> **PROBLEM TO WORK ON**
All of the records below are to be given again word for word, with the pictures removed.

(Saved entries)

----------

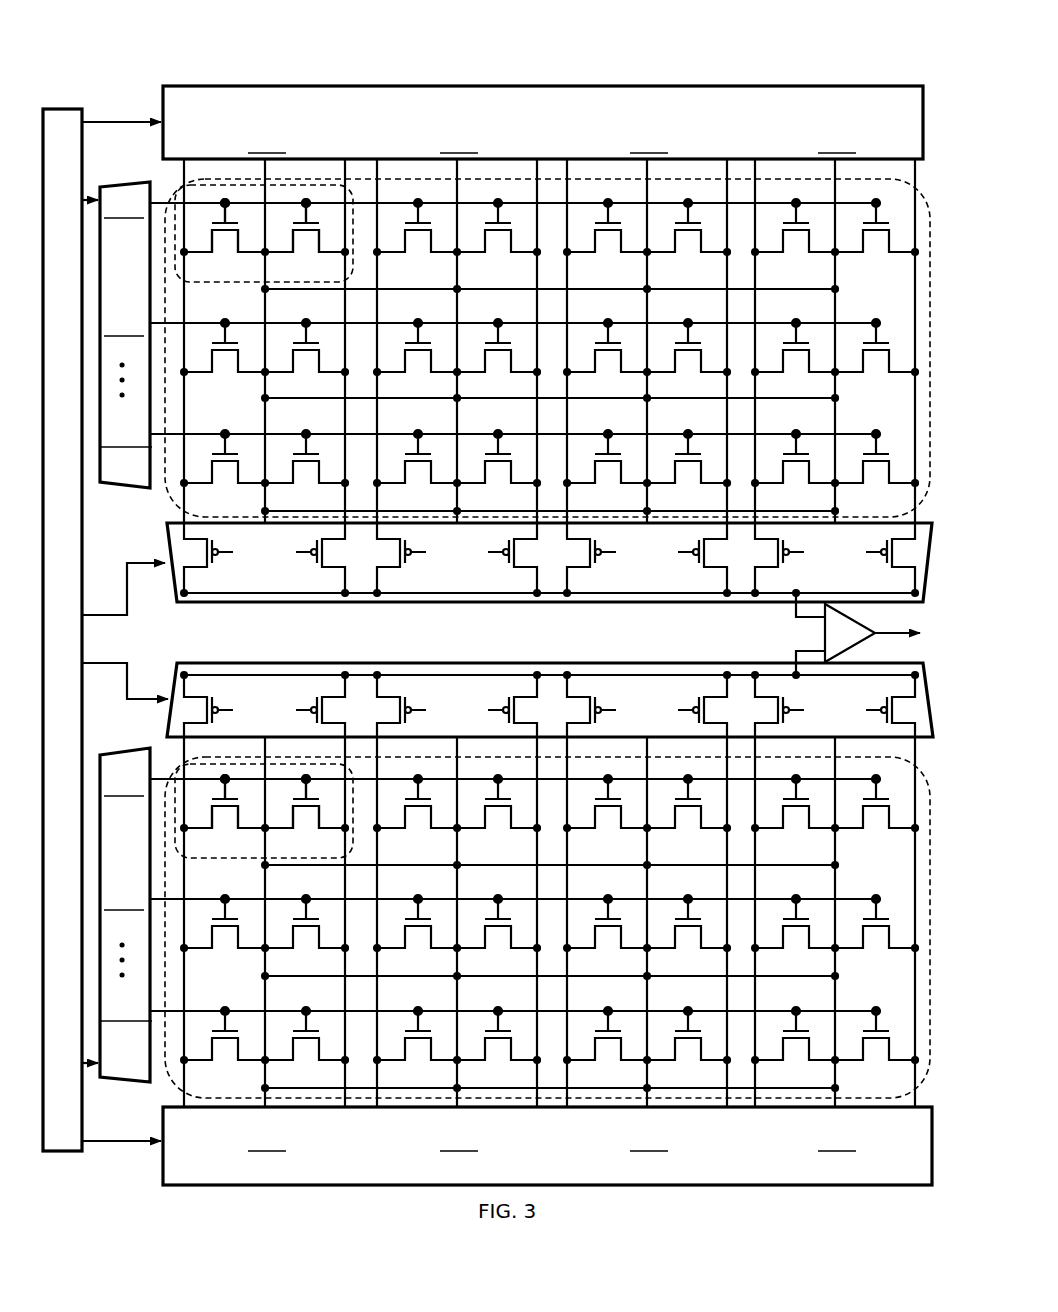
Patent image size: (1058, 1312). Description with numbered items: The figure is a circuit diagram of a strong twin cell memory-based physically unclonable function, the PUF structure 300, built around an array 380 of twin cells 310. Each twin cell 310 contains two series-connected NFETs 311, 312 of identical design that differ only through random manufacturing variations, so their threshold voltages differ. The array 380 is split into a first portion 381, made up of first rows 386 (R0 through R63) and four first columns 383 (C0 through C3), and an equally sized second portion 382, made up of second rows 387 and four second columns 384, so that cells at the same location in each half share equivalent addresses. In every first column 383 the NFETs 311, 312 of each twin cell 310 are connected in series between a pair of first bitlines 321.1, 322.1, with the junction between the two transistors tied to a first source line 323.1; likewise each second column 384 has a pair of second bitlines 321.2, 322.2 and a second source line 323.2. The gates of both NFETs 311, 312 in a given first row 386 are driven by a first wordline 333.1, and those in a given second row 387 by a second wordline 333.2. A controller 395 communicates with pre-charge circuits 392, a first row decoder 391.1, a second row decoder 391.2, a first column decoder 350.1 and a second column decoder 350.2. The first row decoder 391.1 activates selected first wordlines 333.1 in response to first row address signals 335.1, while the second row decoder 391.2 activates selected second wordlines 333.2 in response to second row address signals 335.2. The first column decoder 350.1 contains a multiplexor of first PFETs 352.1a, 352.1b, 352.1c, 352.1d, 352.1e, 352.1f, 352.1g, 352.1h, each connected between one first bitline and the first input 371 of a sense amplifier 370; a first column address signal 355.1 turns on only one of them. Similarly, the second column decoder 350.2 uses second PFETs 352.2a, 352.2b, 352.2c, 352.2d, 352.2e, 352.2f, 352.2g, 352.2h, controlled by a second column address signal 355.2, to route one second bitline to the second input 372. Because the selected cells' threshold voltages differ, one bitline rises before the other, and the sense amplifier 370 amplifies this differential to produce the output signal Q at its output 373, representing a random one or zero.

The PUF structure 300 is at (829, 48).
The controller 395 is at (75, 108).
The first column address signal 355.1 is at (122, 120).
The second column address signal 355.2 is at (154, 696).
The first row address signal 335.1 is at (98, 196).
The second row address signal 335.2 is at (93, 1065).
The first columns 383 is at (271, 120).
The second columns 384 is at (282, 1158).
The pre-charge circuit 392 is at (547, 636).
The array 380 is at (565, 625).
The first portion 381 is at (565, 348).
The second portion 382 is at (565, 927).
The first rows 386 is at (129, 226).
The second rows 387 is at (129, 811).
The first row decoder 391.1 is at (100, 335).
The second row decoder 391.2 is at (100, 915).
The twin cell 310 is at (243, 284).
The NFET 311 is at (230, 258).
The NFET 312 is at (311, 256).
The first bitline 321.1 is at (184, 180).
The second bitline 321.2 is at (193, 1086).
The first bitline 322.1 is at (343, 180).
The second bitline 322.2 is at (343, 1081).
The first source line 323.1 is at (263, 180).
The second source line 323.2 is at (263, 1082).
The first wordline 333.1 is at (474, 202).
The second wordline 333.2 is at (474, 777).
The first column decoder 350.1 is at (166, 547).
The second column decoder 350.2 is at (168, 725).
The first PFET 352.1a is at (212, 570).
The first PFET 352.1b is at (308, 546).
The first PFET 352.1c is at (403, 568).
The first PFET 352.1d is at (498, 546).
The first PFET 352.1e is at (575, 568).
The first PFET 352.1f is at (690, 544).
The first PFET 352.1g is at (782, 570).
The first PFET 352.1h is at (872, 545).
The second PFET 352.2a is at (224, 697).
The second PFET 352.2b is at (308, 715).
The second PFET 352.2c is at (397, 697).
The second PFET 352.2d is at (490, 719).
The second PFET 352.2e is at (587, 697).
The second PFET 352.2f is at (686, 719).
The second PFET 352.2g is at (794, 697).
The second PFET 352.2h is at (871, 716).
The sense amplifier 370 is at (862, 641).
The first input 371 is at (794, 616).
The second input 372 is at (794, 652).
The output 373 is at (877, 637).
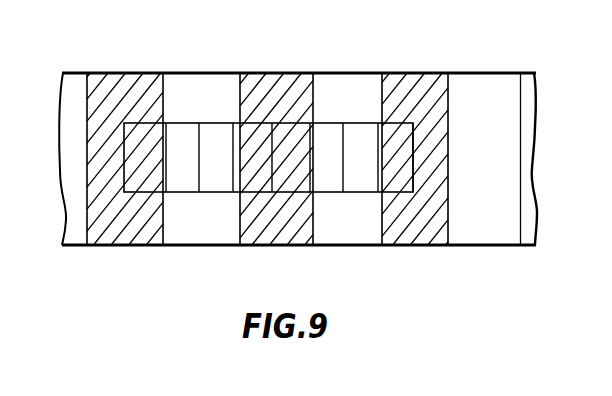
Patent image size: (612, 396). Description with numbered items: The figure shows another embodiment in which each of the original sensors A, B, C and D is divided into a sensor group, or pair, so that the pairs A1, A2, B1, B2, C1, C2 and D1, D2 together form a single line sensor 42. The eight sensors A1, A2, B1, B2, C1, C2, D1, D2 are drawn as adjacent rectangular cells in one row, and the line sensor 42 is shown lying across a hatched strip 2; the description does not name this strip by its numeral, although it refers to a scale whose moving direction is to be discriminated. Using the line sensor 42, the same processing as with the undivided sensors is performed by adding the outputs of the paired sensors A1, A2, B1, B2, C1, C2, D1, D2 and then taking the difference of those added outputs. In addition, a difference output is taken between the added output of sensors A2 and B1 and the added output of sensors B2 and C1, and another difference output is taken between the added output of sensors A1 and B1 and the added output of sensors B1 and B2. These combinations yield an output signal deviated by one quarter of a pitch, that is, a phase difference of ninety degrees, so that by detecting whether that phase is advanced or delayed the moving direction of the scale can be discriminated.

The magnetic recording medium 2 is at (492, 73).
The line sensor 42 is at (268, 207).
The sensor A1 is at (148, 157).
The sensor A2 is at (185, 157).
The sensor B1 is at (219, 157).
The sensor B2 is at (257, 157).
The sensor C1 is at (294, 157).
The sensor C2 is at (331, 157).
The sensor D1 is at (363, 157).
The sensor D2 is at (399, 157).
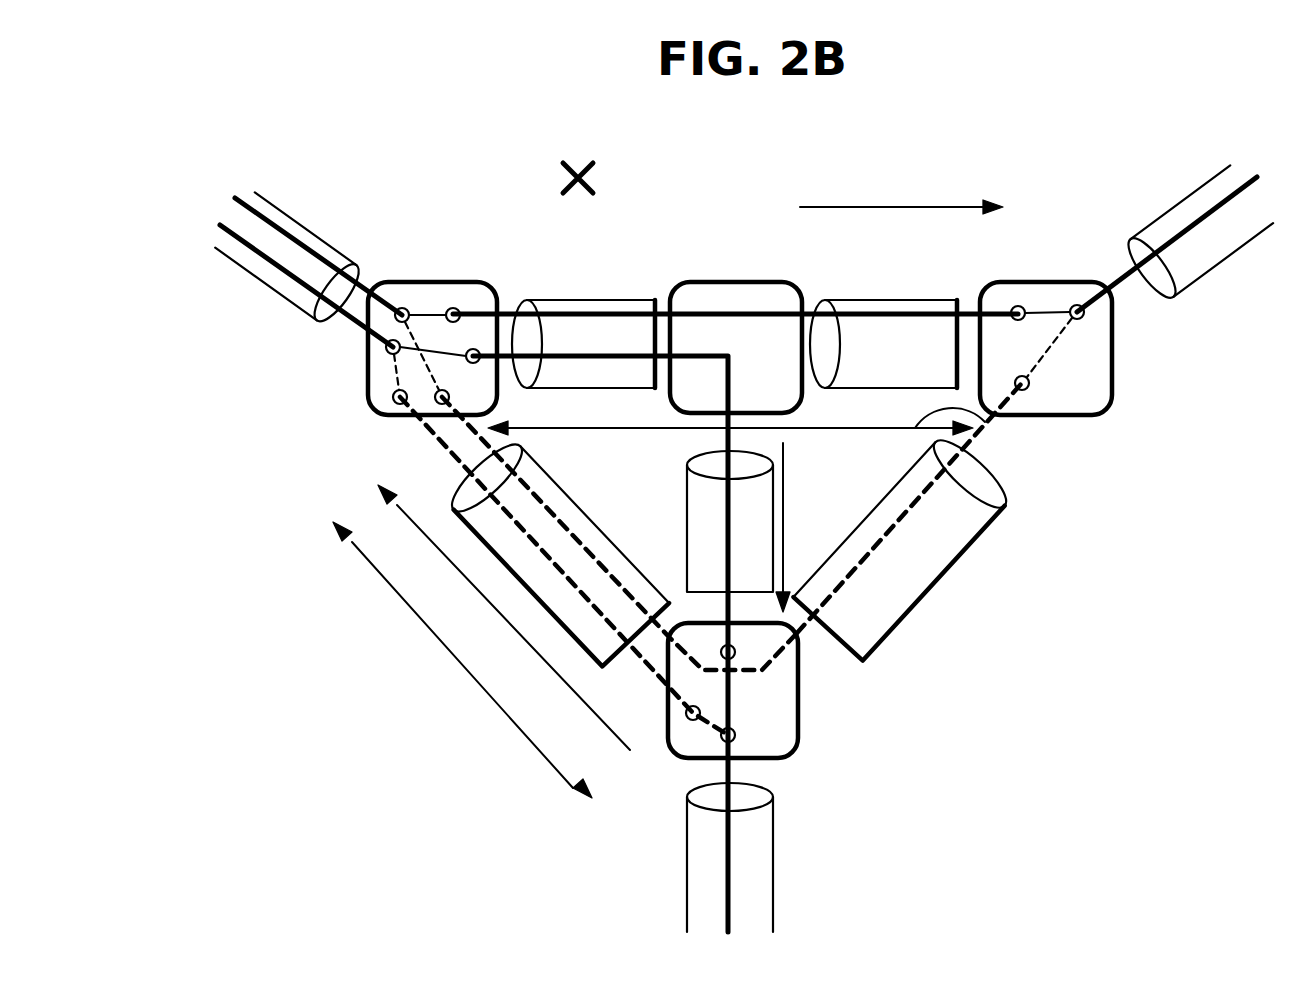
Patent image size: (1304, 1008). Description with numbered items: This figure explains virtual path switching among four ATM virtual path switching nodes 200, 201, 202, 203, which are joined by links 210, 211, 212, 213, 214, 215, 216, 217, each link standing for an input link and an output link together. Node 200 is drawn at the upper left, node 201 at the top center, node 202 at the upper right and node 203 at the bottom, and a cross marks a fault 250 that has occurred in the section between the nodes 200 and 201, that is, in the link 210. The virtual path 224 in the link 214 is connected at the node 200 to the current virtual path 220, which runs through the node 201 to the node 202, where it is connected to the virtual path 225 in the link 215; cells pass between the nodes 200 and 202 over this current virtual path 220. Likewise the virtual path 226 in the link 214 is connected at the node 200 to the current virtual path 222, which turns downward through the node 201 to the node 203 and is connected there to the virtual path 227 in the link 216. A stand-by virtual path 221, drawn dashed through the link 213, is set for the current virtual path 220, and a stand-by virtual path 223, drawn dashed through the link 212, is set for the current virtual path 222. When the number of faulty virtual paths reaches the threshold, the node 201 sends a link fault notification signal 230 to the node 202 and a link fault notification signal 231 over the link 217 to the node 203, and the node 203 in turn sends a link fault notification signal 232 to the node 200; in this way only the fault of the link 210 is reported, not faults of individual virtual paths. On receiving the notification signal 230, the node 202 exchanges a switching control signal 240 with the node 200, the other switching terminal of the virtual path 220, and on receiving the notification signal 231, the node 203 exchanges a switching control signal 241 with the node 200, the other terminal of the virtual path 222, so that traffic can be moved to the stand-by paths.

----------

> **FINISHED EXERCISE**
Patent image size: (1058, 1312). Description with numbered items: The figure is a circuit diagram of a strong twin cell memory-based physically unclonable function, the PUF structure 300, built around an array 380 of twin cells 310. Each twin cell 310 contains two series-connected NFETs 311, 312 of identical design that differ only through random manufacturing variations, so their threshold voltages differ. The array 380 is split into a first portion 381, made up of first rows 386 (R0 through R63) and four first columns 383 (C0 through C3), and an equally sized second portion 382, made up of second rows 387 and four second columns 384, so that cells at the same location in each half share equivalent addresses. In every first column 383 the NFETs 311, 312 of each twin cell 310 are connected in series between a pair of first bitlines 321.1, 322.1, with the junction between the two transistors tied to a first source line 323.1; likewise each second column 384 has a pair of second bitlines 321.2, 322.2 and a second source line 323.2. The gates of both NFETs 311, 312 in a given first row 386 are driven by a first wordline 333.1, and those in a given second row 387 by a second wordline 333.2. A controller 395 communicates with pre-charge circuits 392, a first row decoder 391.1, a second row decoder 391.2, a first column decoder 350.1 and a second column decoder 350.2. The first row decoder 391.1 activates selected first wordlines 333.1 in response to first row address signals 335.1, while the second row decoder 391.2 activates selected second wordlines 333.2 in response to second row address signals 335.2. The first column decoder 350.1 contains a multiplexor of first PFETs 352.1a, 352.1b, 352.1c, 352.1d, 352.1e, 352.1f, 352.1g, 352.1h, each connected between one first bitline and the first input 371 of a sense amplifier 370; a first column address signal 355.1 turns on only one of them. Similarly, the second column decoder 350.2 uses second PFETs 352.2a, 352.2b, 352.2c, 352.2d, 352.2e, 352.2f, 352.2g, 352.2h, controlled by a second column address signal 355.2, to route one second bitline to the second input 372. Because the selected cells' threshold voltages differ, one bitline rises before the other, and the sense amplifier 370 amplifies this differential to produce the output signal Q at its output 373, representing a random one or zero.

The PUF structure 300 is at (829, 48).
The controller 395 is at (75, 108).
The first column address signal 355.1 is at (122, 120).
The second column address signal 355.2 is at (154, 696).
The first row address signal 335.1 is at (98, 196).
The second row address signal 335.2 is at (93, 1065).
The first columns 383 is at (271, 120).
The second columns 384 is at (282, 1158).
The pre-charge circuit 392 is at (547, 636).
The array 380 is at (565, 625).
The first portion 381 is at (565, 348).
The second portion 382 is at (565, 927).
The first rows 386 is at (129, 226).
The second rows 387 is at (129, 811).
The first row decoder 391.1 is at (100, 335).
The second row decoder 391.2 is at (100, 915).
The twin cell 310 is at (243, 284).
The NFET 311 is at (230, 258).
The NFET 312 is at (311, 256).
The first bitline 321.1 is at (184, 180).
The second bitline 321.2 is at (193, 1086).
The first bitline 322.1 is at (343, 180).
The second bitline 322.2 is at (343, 1081).
The first source line 323.1 is at (263, 180).
The second source line 323.2 is at (263, 1082).
The first wordline 333.1 is at (474, 202).
The second wordline 333.2 is at (474, 777).
The first column decoder 350.1 is at (166, 547).
The second column decoder 350.2 is at (168, 725).
The first PFET 352.1a is at (212, 570).
The first PFET 352.1b is at (308, 546).
The first PFET 352.1c is at (403, 568).
The first PFET 352.1d is at (498, 546).
The first PFET 352.1e is at (575, 568).
The first PFET 352.1f is at (690, 544).
The first PFET 352.1g is at (782, 570).
The first PFET 352.1h is at (872, 545).
The second PFET 352.2a is at (224, 697).
The second PFET 352.2b is at (308, 715).
The second PFET 352.2c is at (397, 697).
The second PFET 352.2d is at (490, 719).
The second PFET 352.2e is at (587, 697).
The second PFET 352.2f is at (686, 719).
The second PFET 352.2g is at (794, 697).
The second PFET 352.2h is at (871, 716).
The sense amplifier 370 is at (862, 641).
The first input 371 is at (794, 616).
The second input 372 is at (794, 652).
The output 373 is at (877, 637).
Patent image size: (612, 396). Description with numbered items: The figure shows another embodiment in which each of the original sensors A, B, C and D is divided into a sensor group, or pair, so that the pairs A1, A2, B1, B2, C1, C2 and D1, D2 together form a single line sensor 42. The eight sensors A1, A2, B1, B2, C1, C2, D1, D2 are drawn as adjacent rectangular cells in one row, and the line sensor 42 is shown lying across a hatched strip 2; the description does not name this strip by its numeral, although it refers to a scale whose moving direction is to be discriminated. Using the line sensor 42, the same processing as with the undivided sensors is performed by adding the outputs of the paired sensors A1, A2, B1, B2, C1, C2, D1, D2 and then taking the difference of those added outputs. In addition, a difference output is taken between the added output of sensors A2 and B1 and the added output of sensors B2 and C1, and another difference output is taken between the added output of sensors A1 and B1 and the added output of sensors B1 and B2. These combinations yield an output signal deviated by one quarter of a pitch, that is, a phase difference of ninety degrees, so that by detecting whether that phase is advanced or delayed the moving direction of the scale can be discriminated.

The magnetic recording medium 2 is at (492, 73).
The line sensor 42 is at (268, 207).
The sensor A1 is at (148, 157).
The sensor A2 is at (185, 157).
The sensor B1 is at (219, 157).
The sensor B2 is at (257, 157).
The sensor C1 is at (294, 157).
The sensor C2 is at (331, 157).
The sensor D1 is at (363, 157).
The sensor D2 is at (399, 157).
Patent image size: (1304, 1008). Description with numbered items: This figure explains virtual path switching among four ATM virtual path switching nodes 200, 201, 202, 203, which are joined by links 210, 211, 212, 213, 214, 215, 216, 217, each link standing for an input link and an output link together. Node 200 is drawn at the upper left, node 201 at the top center, node 202 at the upper right and node 203 at the bottom, and a cross marks a fault 250 that has occurred in the section between the nodes 200 and 201, that is, in the link 210. The virtual path 224 in the link 214 is connected at the node 200 to the current virtual path 220, which runs through the node 201 to the node 202, where it is connected to the virtual path 225 in the link 215; cells pass between the nodes 200 and 202 over this current virtual path 220. Likewise the virtual path 226 in the link 214 is connected at the node 200 to the current virtual path 222, which turns downward through the node 201 to the node 203 and is connected there to the virtual path 227 in the link 216. A stand-by virtual path 221, drawn dashed through the link 213, is set for the current virtual path 220, and a stand-by virtual path 223, drawn dashed through the link 212, is set for the current virtual path 222. When the number of faulty virtual paths reaches the threshold, the node 201 sends a link fault notification signal 230 to the node 202 and a link fault notification signal 231 over the link 217 to the node 203, and the node 203 in turn sends a link fault notification signal 232 to the node 200; in this way only the fault of the link 210 is reported, not faults of individual virtual paths. On receiving the notification signal 230, the node 202 exchanges a switching control signal 240 with the node 200, the other switching terminal of the virtual path 220, and on receiving the notification signal 231, the node 203 exchanges a switching control signal 241 with the node 200, the other terminal of the virtual path 222, so that traffic can be moved to the stand-by paths.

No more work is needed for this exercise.